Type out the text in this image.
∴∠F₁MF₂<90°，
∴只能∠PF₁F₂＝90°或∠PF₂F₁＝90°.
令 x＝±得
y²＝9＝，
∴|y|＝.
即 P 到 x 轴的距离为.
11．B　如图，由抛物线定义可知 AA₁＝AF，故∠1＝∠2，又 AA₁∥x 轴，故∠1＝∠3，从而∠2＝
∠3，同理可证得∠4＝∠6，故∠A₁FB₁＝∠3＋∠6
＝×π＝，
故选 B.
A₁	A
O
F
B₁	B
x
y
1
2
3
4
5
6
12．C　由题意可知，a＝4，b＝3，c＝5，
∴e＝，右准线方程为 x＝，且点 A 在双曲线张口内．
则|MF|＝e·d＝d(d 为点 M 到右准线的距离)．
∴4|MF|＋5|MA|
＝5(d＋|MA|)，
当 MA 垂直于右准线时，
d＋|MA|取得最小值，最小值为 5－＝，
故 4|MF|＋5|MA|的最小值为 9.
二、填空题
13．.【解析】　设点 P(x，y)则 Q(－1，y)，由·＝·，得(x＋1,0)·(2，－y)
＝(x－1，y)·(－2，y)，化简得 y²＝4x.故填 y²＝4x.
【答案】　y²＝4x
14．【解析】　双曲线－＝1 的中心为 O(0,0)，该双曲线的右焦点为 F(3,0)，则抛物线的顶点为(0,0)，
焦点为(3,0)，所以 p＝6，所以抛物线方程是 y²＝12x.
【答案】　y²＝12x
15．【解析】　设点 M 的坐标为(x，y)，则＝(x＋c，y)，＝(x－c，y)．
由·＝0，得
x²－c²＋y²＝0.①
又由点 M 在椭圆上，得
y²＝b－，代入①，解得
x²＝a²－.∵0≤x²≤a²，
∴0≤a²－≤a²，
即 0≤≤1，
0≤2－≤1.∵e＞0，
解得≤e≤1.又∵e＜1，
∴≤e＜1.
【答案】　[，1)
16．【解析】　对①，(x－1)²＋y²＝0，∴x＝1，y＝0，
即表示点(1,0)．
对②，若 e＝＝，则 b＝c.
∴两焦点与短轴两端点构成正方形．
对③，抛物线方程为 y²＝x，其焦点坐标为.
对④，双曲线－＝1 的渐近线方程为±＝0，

··········

Your task:
Type out the full listing again, exactly as given.

Finished exercise:
Type out the text in this image.
∴∠F₁MF₂<90°，
∴只能∠PF₁F₂＝90°或∠PF₂F₁＝90°.
令 x＝±得
y²＝9＝，
∴|y|＝.
即 P 到 x 轴的距离为.
11．B　如图，由抛物线定义可知 AA₁＝AF，故∠1＝∠2，又 AA₁∥x 轴，故∠1＝∠3，从而∠2＝
∠3，同理可证得∠4＝∠6，故∠A₁FB₁＝∠3＋∠6
＝×π＝，
故选 B.
A₁	A
O
F
B₁	B
x
y
1
2
3
4
5
6
12．C　由题意可知，a＝4，b＝3，c＝5，
∴e＝，右准线方程为 x＝，且点 A 在双曲线张口内．
则|MF|＝e·d＝d(d 为点 M 到右准线的距离)．
∴4|MF|＋5|MA|
＝5(d＋|MA|)，
当 MA 垂直于右准线时，
d＋|MA|取得最小值，最小值为 5－＝，
故 4|MF|＋5|MA|的最小值为 9.
二、填空题
13．.【解析】　设点 P(x，y)则 Q(－1，y)，由·＝·，得(x＋1,0)·(2，－y)
＝(x－1，y)·(－2，y)，化简得 y²＝4x.故填 y²＝4x.
【答案】　y²＝4x
14．【解析】　双曲线－＝1 的中心为 O(0,0)，该双曲线的右焦点为 F(3,0)，则抛物线的顶点为(0,0)，
焦点为(3,0)，所以 p＝6，所以抛物线方程是 y²＝12x.
【答案】　y²＝12x
15．【解析】　设点 M 的坐标为(x，y)，则＝(x＋c，y)，＝(x－c，y)．
由·＝0，得
x²－c²＋y²＝0.①
又由点 M 在椭圆上，得
y²＝b－，代入①，解得
x²＝a²－.∵0≤x²≤a²，
∴0≤a²－≤a²，
即 0≤≤1，
0≤2－≤1.∵e＞0，
解得≤e≤1.又∵e＜1，
∴≤e＜1.
【答案】　[，1)
16．【解析】　对①，(x－1)²＋y²＝0，∴x＝1，y＝0，
即表示点(1,0)．
对②，若 e＝＝，则 b＝c.
∴两焦点与短轴两端点构成正方形．
对③，抛物线方程为 y²＝x，其焦点坐标为.
对④，双曲线－＝1 的渐近线方程为±＝0，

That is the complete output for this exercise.